## Request
Can you format every line below as a JSON list of strings, one string per line, leaving out any blank lines?

## Exercise material
-- begin --

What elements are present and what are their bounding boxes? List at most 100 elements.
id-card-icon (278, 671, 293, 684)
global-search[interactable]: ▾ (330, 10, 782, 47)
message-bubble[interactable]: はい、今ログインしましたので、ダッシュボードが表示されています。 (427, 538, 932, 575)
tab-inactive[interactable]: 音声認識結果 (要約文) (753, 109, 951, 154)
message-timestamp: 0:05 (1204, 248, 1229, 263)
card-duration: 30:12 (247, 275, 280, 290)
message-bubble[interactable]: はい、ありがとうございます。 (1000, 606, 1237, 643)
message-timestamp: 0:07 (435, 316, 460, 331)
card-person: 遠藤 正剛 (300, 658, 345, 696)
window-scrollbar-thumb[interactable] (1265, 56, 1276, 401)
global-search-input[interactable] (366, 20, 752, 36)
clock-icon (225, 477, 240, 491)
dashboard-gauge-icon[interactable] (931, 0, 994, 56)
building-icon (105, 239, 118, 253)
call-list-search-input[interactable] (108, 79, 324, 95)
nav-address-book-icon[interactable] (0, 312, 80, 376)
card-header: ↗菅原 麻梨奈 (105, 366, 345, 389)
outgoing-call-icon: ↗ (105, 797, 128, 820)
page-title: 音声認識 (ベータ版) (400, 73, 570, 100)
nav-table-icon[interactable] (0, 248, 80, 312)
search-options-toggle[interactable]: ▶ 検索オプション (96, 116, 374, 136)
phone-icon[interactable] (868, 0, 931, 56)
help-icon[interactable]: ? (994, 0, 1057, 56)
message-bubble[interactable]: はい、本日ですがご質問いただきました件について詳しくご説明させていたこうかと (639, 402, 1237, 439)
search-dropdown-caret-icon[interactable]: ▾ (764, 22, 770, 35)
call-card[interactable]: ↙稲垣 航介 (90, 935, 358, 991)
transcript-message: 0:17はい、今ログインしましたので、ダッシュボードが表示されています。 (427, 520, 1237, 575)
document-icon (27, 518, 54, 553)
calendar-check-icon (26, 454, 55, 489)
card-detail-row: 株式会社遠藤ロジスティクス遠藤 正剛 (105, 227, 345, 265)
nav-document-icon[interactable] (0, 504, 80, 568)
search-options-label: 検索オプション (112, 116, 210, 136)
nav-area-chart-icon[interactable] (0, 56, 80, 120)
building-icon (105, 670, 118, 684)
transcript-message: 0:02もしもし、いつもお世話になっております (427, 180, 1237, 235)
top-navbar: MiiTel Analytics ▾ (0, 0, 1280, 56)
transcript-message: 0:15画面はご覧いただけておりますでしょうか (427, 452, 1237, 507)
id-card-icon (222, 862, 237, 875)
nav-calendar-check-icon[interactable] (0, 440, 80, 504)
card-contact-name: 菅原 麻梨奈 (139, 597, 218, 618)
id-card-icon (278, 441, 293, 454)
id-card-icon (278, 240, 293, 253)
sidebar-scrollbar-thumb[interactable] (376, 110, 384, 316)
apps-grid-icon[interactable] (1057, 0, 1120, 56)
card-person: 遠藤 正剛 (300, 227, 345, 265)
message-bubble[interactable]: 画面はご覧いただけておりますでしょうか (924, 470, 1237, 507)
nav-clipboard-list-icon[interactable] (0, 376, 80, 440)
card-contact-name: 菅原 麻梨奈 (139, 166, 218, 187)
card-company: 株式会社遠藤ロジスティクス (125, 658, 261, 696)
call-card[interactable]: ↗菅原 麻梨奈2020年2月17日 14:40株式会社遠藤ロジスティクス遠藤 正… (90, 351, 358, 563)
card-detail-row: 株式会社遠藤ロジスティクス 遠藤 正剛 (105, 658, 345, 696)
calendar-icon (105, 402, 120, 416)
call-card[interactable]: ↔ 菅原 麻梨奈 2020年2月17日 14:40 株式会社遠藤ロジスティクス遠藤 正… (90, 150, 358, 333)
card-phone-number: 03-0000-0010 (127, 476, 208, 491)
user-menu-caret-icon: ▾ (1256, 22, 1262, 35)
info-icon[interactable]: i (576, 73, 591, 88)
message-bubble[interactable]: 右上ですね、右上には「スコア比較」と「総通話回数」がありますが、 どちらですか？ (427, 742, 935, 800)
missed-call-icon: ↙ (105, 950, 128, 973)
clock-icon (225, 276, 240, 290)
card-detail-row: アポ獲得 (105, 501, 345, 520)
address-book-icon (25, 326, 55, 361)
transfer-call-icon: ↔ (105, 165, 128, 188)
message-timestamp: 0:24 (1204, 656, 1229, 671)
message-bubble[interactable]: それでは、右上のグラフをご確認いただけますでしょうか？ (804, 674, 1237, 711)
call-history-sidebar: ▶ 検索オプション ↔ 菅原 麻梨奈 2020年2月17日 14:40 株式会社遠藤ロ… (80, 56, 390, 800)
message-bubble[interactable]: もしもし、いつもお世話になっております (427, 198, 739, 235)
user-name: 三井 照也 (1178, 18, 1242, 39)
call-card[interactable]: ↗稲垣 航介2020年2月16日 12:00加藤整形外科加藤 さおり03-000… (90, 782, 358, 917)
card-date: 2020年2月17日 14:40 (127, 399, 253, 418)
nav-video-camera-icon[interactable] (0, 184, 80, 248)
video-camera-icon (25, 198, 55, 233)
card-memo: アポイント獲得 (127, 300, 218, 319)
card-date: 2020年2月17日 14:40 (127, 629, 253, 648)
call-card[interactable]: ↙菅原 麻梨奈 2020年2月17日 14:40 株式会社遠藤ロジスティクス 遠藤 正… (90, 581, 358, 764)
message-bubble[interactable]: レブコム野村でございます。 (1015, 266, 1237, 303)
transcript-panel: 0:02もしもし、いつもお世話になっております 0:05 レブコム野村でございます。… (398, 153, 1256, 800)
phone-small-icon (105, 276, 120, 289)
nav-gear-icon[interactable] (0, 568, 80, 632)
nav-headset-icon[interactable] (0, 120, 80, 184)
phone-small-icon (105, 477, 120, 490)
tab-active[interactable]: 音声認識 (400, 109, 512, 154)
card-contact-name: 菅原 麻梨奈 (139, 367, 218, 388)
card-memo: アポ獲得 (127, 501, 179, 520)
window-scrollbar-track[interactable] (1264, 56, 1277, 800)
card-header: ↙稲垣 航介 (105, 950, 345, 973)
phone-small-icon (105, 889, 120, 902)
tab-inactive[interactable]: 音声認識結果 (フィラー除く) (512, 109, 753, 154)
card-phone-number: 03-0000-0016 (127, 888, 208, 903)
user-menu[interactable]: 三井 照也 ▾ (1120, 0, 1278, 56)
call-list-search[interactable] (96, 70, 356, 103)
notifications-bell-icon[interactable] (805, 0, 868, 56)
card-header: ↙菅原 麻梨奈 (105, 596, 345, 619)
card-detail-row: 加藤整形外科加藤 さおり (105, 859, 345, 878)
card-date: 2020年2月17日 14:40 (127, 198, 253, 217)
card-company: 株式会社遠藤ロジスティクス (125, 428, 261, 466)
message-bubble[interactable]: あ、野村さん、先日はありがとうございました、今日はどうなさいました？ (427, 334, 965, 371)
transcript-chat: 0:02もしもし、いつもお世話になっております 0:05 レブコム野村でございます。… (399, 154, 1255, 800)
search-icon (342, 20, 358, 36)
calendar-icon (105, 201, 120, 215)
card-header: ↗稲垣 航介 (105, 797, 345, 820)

-- end --

## Exercise output
[
  "What elements are present and what are their bounding boxes? List at most 100 elements.",
  "id-card-icon (278, 671, 293, 684)",
  "global-search[interactable]: ▾ (330, 10, 782, 47)",
  "message-bubble[interactable]: はい、今ログインしましたので、ダッシュボードが表示されています。 (427, 538, 932, 575)",
  "tab-inactive[interactable]: 音声認識結果 (要約文) (753, 109, 951, 154)",
  "message-timestamp: 0:05 (1204, 248, 1229, 263)",
  "card-duration: 30:12 (247, 275, 280, 290)",
  "message-bubble[interactable]: はい、ありがとうございます。 (1000, 606, 1237, 643)",
  "message-timestamp: 0:07 (435, 316, 460, 331)",
  "card-person: 遠藤 正剛 (300, 658, 345, 696)",
  "window-scrollbar-thumb[interactable] (1265, 56, 1276, 401)",
  "global-search-input[interactable] (366, 20, 752, 36)",
  "clock-icon (225, 477, 240, 491)",
  "dashboard-gauge-icon[interactable] (931, 0, 994, 56)",
  "building-icon (105, 239, 118, 253)",
  "call-list-search-input[interactable] (108, 79, 324, 95)",
  "nav-address-book-icon[interactable] (0, 312, 80, 376)",
  "card-header: ↗菅原 麻梨奈 (105, 366, 345, 389)",
  "outgoing-call-icon: ↗ (105, 797, 128, 820)",
  "page-title: 音声認識 (ベータ版) (400, 73, 570, 100)",
  "nav-table-icon[interactable] (0, 248, 80, 312)",
  "search-options-toggle[interactable]: ▶ 検索オプション (96, 116, 374, 136)",
  "phone-icon[interactable] (868, 0, 931, 56)",
  "help-icon[interactable]: ? (994, 0, 1057, 56)",
  "message-bubble[interactable]: はい、本日ですがご質問いただきました件について詳しくご説明させていたこうかと (639, 402, 1237, 439)",
  "search-dropdown-caret-icon[interactable]: ▾ (764, 22, 770, 35)",
  "call-card[interactable]: ↙稲垣 航介 (90, 935, 358, 991)",
  "transcript-message: 0:17はい、今ログインしましたので、ダッシュボードが表示されています。 (427, 520, 1237, 575)",
  "document-icon (27, 518, 54, 553)",
  "calendar-check-icon (26, 454, 55, 489)",
  "card-detail-row: 株式会社遠藤ロジスティクス遠藤 正剛 (105, 227, 345, 265)",
  "nav-document-icon[interactable] (0, 504, 80, 568)",
  "search-options-label: 検索オプション (112, 116, 210, 136)",
  "nav-area-chart-icon[interactable] (0, 56, 80, 120)",
  "building-icon (105, 670, 118, 684)",
  "transcript-message: 0:02もしもし、いつもお世話になっております (427, 180, 1237, 235)",
  "top-navbar: MiiTel Analytics ▾ (0, 0, 1280, 56)",
  "transcript-message: 0:15画面はご覧いただけておりますでしょうか (427, 452, 1237, 507)",
  "id-card-icon (222, 862, 237, 875)",
  "nav-calendar-check-icon[interactable] (0, 440, 80, 504)",
  "card-contact-name: 菅原 麻梨奈 (139, 597, 218, 618)",
  "id-card-icon (278, 441, 293, 454)",
  "id-card-icon (278, 240, 293, 253)",
  "sidebar-scrollbar-thumb[interactable] (376, 110, 384, 316)",
  "apps-grid-icon[interactable] (1057, 0, 1120, 56)",
  "card-person: 遠藤 正剛 (300, 227, 345, 265)",
  "message-bubble[interactable]: 画面はご覧いただけておりますでしょうか (924, 470, 1237, 507)",
  "nav-clipboard-list-icon[interactable] (0, 376, 80, 440)",
  "card-contact-name: 菅原 麻梨奈 (139, 166, 218, 187)",
  "card-company: 株式会社遠藤ロジスティクス (125, 658, 261, 696)",
  "call-card[interactable]: ↗菅原 麻梨奈2020年2月17日 14:40株式会社遠藤ロジスティクス遠藤 正… (90, 351, 358, 563)",
  "card-detail-row: 株式会社遠藤ロジスティクス 遠藤 正剛 (105, 658, 345, 696)",
  "calendar-icon (105, 402, 120, 416)",
  "call-card[interactable]: ↔ 菅原 麻梨奈 2020年2月17日 14:40 株式会社遠藤ロジスティクス遠藤 正… (90, 150, 358, 333)",
  "card-phone-number: 03-0000-0010 (127, 476, 208, 491)",
  "user-menu-caret-icon: ▾ (1256, 22, 1262, 35)",
  "info-icon[interactable]: i (576, 73, 591, 88)",
  "message-bubble[interactable]: 右上ですね、右上には「スコア比較」と「総通話回数」がありますが、 どちらですか？ (427, 742, 935, 800)",
  "missed-call-icon: ↙ (105, 950, 128, 973)",
  "clock-icon (225, 276, 240, 290)",
  "card-detail-row: アポ獲得 (105, 501, 345, 520)",
  "address-book-icon (25, 326, 55, 361)",
  "transfer-call-icon: ↔ (105, 165, 128, 188)",
  "message-timestamp: 0:24 (1204, 656, 1229, 671)",
  "message-bubble[interactable]: それでは、右上のグラフをご確認いただけますでしょうか？ (804, 674, 1237, 711)",
  "call-history-sidebar: ▶ 検索オプション ↔ 菅原 麻梨奈 2020年2月17日 14:40 株式会社遠藤ロ… (80, 56, 390, 800)",
  "message-bubble[interactable]: もしもし、いつもお世話になっております (427, 198, 739, 235)",
  "user-name: 三井 照也 (1178, 18, 1242, 39)",
  "call-card[interactable]: ↗稲垣 航介2020年2月16日 12:00加藤整形外科加藤 さおり03-000… (90, 782, 358, 917)",
  "card-date: 2020年2月17日 14:40 (127, 399, 253, 418)",
  "nav-video-camera-icon[interactable] (0, 184, 80, 248)",
  "video-camera-icon (25, 198, 55, 233)",
  "card-memo: アポイント獲得 (127, 300, 218, 319)",
  "card-date: 2020年2月17日 14:40 (127, 629, 253, 648)",
  "call-card[interactable]: ↙菅原 麻梨奈 2020年2月17日 14:40 株式会社遠藤ロジスティクス 遠藤 正… (90, 581, 358, 764)",
  "message-bubble[interactable]: レブコム野村でございます。 (1015, 266, 1237, 303)",
  "transcript-panel: 0:02もしもし、いつもお世話になっております 0:05 レブコム野村でございます。… (398, 153, 1256, 800)",
  "phone-small-icon (105, 276, 120, 289)",
  "nav-gear-icon[interactable] (0, 568, 80, 632)",
  "nav-headset-icon[interactable] (0, 120, 80, 184)",
  "phone-small-icon (105, 477, 120, 490)",
  "tab-active[interactable]: 音声認識 (400, 109, 512, 154)",
  "card-contact-name: 菅原 麻梨奈 (139, 367, 218, 388)",
  "card-memo: アポ獲得 (127, 501, 179, 520)",
  "window-scrollbar-track[interactable] (1264, 56, 1277, 800)",
  "card-header: ↙稲垣 航介 (105, 950, 345, 973)",
  "phone-small-icon (105, 889, 120, 902)",
  "tab-inactive[interactable]: 音声認識結果 (フィラー除く) (512, 109, 753, 154)",
  "card-phone-number: 03-0000-0016 (127, 888, 208, 903)",
  "user-menu[interactable]: 三井 照也 ▾ (1120, 0, 1278, 56)",
  "call-list-search[interactable] (96, 70, 356, 103)",
  "notifications-bell-icon[interactable] (805, 0, 868, 56)",
  "card-header: ↙菅原 麻梨奈 (105, 596, 345, 619)",
  "card-detail-row: 加藤整形外科加藤 さおり (105, 859, 345, 878)",
  "card-date: 2020年2月17日 14:40 (127, 198, 253, 217)",
  "card-company: 株式会社遠藤ロジスティクス (125, 428, 261, 466)",
  "message-bubble[interactable]: あ、野村さん、先日はありがとうございました、今日はどうなさいました？ (427, 334, 965, 371)",
  "transcript-chat: 0:02もしもし、いつもお世話になっております 0:05 レブコム野村でございます。… (399, 154, 1255, 800)",
  "search-icon (342, 20, 358, 36)",
  "calendar-icon (105, 201, 120, 215)",
  "card-header: ↗稲垣 航介 (105, 797, 345, 820)"
]